### Aim of the task
List each line of the data in which the string "JSON" appears.

### Data lines
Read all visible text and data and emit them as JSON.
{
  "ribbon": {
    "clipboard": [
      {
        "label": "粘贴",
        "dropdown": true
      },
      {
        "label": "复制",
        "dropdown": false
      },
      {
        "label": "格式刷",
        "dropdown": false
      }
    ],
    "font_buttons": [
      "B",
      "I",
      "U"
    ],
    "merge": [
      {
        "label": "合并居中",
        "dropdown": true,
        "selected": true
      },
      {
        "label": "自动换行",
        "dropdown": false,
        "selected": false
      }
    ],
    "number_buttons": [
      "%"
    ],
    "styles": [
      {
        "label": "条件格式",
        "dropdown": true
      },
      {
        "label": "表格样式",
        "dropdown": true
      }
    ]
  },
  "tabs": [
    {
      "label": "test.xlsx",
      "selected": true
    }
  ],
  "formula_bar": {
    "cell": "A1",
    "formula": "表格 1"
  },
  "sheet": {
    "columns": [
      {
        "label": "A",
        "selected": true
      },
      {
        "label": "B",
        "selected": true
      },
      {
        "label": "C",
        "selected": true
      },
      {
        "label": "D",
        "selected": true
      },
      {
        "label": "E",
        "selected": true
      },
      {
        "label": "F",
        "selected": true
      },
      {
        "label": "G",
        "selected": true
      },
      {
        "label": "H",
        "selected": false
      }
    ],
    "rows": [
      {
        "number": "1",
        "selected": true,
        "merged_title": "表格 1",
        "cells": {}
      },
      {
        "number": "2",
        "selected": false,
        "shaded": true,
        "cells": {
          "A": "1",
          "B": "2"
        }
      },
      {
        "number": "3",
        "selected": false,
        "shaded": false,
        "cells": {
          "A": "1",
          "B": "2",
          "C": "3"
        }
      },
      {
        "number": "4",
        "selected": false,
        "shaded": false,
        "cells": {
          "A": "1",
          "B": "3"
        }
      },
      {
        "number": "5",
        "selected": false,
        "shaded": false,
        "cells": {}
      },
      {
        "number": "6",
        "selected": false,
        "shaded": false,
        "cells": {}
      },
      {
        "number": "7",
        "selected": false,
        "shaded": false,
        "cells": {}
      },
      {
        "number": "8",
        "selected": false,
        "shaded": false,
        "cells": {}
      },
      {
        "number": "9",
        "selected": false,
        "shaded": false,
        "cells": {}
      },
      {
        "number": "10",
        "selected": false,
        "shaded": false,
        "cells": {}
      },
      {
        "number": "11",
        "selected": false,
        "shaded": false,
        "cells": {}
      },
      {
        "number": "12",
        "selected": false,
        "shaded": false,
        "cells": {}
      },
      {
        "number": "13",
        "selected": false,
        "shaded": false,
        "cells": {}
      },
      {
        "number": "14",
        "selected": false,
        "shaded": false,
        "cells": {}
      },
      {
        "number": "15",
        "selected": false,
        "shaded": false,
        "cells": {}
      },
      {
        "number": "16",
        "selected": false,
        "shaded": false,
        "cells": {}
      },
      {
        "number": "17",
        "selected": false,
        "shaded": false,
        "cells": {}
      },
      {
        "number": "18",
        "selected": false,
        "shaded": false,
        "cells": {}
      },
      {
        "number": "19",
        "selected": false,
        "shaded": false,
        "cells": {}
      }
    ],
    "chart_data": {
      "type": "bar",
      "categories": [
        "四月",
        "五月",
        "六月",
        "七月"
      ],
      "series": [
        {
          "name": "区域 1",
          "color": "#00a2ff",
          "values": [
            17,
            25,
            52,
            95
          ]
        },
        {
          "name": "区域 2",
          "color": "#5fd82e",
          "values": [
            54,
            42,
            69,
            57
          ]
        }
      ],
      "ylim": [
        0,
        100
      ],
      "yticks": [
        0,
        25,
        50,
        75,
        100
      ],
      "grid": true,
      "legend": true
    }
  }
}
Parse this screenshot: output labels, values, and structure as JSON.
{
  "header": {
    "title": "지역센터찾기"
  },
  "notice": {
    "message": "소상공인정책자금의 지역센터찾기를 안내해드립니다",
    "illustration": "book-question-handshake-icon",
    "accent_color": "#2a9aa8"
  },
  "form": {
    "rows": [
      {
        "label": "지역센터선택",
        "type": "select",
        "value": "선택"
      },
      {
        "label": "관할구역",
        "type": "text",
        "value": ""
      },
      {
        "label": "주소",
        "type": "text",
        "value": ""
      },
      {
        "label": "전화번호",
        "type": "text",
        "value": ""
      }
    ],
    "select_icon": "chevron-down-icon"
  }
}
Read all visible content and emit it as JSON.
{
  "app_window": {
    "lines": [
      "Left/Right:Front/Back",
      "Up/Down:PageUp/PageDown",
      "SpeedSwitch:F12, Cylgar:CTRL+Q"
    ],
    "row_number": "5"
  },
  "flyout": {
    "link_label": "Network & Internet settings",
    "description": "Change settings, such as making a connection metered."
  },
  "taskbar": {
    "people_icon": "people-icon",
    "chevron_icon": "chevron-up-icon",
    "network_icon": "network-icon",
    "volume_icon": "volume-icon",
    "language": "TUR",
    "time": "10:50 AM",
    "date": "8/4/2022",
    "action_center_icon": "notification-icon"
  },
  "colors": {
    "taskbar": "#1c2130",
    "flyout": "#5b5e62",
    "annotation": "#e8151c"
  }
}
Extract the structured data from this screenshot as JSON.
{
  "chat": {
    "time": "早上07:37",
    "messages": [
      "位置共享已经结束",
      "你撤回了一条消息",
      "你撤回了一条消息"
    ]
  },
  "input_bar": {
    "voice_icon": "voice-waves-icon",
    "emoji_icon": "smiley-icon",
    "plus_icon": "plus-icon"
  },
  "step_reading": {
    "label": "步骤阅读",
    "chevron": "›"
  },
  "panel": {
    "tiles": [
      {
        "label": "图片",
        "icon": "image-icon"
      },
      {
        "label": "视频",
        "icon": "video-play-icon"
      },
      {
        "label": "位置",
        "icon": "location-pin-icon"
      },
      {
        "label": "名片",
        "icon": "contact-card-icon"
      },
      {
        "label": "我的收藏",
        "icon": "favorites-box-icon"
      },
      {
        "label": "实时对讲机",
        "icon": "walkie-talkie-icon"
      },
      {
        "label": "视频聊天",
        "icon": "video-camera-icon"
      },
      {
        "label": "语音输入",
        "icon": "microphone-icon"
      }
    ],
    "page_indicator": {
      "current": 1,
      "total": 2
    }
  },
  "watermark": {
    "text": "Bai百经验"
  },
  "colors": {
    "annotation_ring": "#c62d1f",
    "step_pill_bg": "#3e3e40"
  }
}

### Exercise result
Read all visible text and data and emit them as JSON.
Parse this screenshot: output labels, values, and structure as JSON.
Read all visible content and emit it as JSON.
Extract the structured data from this screenshot as JSON.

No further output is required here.